Given exercise:
Please list each line in the records below that contains the string "input". Only matches in the same upper and lower case count.

Data lines:
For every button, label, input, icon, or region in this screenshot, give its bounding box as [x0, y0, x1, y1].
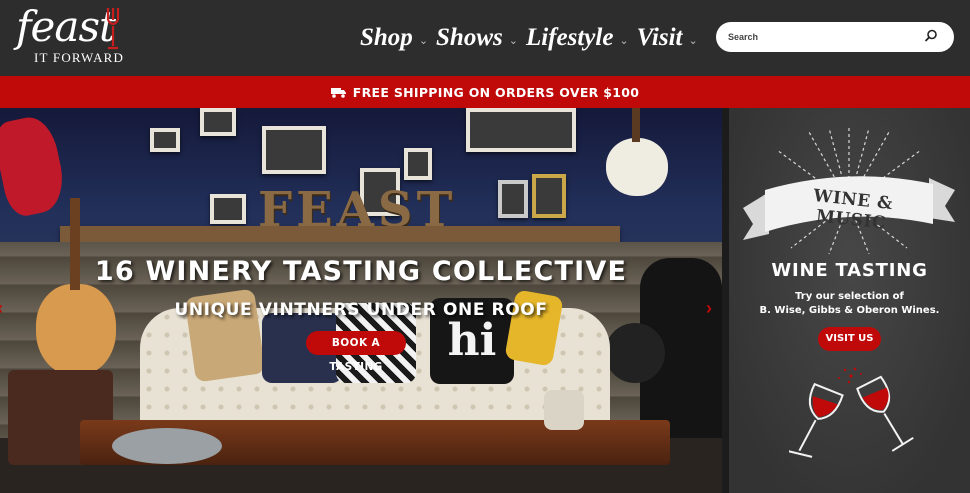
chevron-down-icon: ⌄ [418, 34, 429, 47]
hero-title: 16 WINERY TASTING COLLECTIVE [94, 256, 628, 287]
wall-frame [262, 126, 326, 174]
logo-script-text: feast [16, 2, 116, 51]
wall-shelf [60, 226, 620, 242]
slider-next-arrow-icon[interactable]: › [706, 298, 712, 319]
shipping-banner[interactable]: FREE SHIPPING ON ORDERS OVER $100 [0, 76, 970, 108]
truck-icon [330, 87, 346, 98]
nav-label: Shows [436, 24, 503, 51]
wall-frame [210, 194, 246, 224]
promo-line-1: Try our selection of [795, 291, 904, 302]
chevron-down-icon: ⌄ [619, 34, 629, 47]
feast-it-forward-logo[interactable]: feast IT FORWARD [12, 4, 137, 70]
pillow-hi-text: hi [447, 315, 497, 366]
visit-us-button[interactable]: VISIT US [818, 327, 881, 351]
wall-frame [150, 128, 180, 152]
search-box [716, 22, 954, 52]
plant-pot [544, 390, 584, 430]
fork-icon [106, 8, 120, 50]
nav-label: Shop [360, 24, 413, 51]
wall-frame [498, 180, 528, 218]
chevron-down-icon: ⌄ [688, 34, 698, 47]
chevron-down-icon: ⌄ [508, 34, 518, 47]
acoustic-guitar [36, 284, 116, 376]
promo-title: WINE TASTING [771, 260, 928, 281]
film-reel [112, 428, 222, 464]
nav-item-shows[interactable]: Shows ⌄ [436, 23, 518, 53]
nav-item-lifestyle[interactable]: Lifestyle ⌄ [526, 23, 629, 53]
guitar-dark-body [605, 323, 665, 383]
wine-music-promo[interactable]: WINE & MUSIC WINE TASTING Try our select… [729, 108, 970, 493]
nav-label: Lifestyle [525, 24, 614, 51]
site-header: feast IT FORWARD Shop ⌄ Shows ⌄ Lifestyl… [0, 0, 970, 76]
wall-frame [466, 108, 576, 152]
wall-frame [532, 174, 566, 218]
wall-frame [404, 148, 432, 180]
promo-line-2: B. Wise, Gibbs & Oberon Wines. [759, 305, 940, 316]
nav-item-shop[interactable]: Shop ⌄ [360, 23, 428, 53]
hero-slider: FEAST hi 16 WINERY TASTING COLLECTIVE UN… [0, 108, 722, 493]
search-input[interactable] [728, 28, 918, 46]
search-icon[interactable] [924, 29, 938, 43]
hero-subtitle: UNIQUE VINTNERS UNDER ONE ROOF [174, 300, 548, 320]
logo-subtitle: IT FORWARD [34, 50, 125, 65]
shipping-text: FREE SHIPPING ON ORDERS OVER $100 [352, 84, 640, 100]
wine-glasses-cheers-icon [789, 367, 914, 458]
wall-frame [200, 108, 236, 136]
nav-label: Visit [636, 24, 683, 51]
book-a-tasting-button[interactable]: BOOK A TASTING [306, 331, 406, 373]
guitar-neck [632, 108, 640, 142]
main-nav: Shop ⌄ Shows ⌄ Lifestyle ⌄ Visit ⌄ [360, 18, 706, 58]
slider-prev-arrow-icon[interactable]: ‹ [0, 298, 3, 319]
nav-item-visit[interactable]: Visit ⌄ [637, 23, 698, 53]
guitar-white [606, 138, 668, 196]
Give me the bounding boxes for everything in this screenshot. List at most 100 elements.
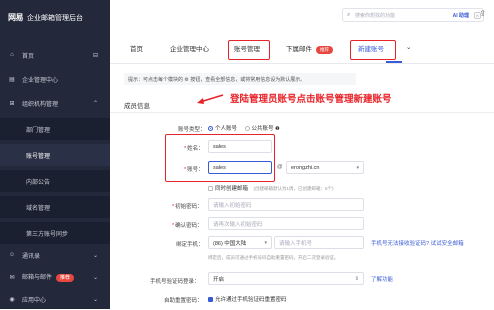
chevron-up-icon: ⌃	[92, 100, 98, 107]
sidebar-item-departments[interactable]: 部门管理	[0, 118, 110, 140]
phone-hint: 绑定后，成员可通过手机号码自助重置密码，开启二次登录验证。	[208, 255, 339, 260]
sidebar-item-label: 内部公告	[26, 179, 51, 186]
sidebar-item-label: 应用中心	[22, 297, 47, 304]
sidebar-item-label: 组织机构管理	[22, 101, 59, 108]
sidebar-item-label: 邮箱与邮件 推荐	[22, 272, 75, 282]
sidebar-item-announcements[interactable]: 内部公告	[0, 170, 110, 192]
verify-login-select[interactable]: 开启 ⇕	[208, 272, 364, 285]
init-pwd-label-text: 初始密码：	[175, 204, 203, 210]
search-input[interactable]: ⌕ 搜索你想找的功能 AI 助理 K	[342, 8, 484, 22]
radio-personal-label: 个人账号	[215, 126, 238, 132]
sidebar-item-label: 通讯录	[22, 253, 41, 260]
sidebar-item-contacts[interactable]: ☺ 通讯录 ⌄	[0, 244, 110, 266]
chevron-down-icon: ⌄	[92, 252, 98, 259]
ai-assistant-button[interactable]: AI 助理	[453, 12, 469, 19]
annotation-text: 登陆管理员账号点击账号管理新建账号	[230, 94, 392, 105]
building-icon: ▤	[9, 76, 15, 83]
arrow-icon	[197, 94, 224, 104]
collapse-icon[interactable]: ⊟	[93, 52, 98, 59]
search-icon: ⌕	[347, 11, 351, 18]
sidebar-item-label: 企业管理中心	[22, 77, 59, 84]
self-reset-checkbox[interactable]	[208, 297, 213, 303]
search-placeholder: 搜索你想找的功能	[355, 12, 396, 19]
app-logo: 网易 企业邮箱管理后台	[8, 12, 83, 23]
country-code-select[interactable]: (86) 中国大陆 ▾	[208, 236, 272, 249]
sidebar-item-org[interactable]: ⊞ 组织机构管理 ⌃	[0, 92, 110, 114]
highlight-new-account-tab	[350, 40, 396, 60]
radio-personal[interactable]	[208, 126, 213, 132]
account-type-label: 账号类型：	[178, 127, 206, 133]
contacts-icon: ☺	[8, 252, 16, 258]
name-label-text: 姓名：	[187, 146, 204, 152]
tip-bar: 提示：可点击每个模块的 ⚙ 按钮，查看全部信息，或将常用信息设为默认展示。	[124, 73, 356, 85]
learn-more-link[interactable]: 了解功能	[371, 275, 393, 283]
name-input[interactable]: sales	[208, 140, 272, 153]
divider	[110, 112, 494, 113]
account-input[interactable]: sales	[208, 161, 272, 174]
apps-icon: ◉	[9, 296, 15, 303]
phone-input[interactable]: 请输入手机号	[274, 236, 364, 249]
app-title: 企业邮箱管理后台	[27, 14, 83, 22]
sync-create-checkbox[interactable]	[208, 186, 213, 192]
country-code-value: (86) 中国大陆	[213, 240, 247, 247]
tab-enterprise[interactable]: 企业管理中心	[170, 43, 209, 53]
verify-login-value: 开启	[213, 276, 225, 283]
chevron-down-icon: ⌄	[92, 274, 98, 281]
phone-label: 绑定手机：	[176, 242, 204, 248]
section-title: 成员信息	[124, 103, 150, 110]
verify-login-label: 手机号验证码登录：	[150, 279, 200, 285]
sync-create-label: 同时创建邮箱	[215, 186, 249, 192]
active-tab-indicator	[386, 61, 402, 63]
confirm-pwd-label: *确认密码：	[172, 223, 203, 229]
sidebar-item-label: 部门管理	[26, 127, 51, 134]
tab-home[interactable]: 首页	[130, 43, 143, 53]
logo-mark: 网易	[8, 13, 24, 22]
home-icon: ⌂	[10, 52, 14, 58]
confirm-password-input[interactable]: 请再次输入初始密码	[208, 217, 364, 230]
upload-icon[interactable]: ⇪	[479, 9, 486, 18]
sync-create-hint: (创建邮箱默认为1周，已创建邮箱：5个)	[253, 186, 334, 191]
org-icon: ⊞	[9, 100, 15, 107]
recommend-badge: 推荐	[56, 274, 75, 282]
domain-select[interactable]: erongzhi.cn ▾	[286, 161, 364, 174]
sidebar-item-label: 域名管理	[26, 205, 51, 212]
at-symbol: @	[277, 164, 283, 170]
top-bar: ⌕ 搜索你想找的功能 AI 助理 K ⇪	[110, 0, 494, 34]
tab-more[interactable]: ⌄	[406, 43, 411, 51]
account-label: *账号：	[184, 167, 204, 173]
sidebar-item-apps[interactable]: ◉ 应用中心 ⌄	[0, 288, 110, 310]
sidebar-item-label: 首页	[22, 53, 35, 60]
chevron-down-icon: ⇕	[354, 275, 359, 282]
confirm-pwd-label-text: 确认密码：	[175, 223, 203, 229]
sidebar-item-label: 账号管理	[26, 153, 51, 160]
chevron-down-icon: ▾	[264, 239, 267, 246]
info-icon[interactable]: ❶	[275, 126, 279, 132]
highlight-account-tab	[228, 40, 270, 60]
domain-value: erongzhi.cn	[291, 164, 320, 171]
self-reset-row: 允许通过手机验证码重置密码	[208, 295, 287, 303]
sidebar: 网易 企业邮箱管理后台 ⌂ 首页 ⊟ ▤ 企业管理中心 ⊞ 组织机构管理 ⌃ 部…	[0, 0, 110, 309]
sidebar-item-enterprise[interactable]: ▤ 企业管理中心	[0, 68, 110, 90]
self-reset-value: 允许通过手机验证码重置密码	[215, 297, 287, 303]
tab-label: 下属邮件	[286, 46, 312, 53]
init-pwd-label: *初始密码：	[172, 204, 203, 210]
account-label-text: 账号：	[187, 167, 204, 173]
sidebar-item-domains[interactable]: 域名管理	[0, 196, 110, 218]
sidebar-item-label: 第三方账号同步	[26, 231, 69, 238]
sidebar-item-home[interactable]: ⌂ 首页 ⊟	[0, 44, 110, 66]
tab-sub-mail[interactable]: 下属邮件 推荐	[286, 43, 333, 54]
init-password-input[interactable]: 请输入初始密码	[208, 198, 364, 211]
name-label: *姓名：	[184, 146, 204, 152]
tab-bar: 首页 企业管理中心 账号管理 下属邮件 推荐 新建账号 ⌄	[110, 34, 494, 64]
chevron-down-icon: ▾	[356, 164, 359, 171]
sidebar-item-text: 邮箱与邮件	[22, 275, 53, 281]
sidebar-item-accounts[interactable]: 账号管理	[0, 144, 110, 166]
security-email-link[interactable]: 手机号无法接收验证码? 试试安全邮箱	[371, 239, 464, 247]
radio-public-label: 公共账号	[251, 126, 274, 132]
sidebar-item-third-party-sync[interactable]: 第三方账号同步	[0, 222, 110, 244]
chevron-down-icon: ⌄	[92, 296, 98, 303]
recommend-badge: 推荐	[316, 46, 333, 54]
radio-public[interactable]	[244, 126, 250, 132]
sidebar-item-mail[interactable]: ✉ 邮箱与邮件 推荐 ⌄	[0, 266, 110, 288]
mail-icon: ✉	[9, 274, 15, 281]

Answer for this exercise:
For every button, label, input, icon, or region in this screenshot, give its bounding box as [x0, y0, x1, y1].
search-input[interactable] [728, 28, 918, 46]
search-input[interactable]: ⌕ 搜索你想找的功能 AI 助理 K	[342, 8, 484, 22]
name-input[interactable]: sales	[208, 140, 272, 153]
account-input[interactable]: sales	[208, 161, 272, 174]
phone-input[interactable]: 请输入手机号	[274, 236, 364, 249]
confirm-password-input[interactable]: 请再次输入初始密码	[208, 217, 364, 230]
init-password-input[interactable]: 请输入初始密码	[208, 198, 364, 211]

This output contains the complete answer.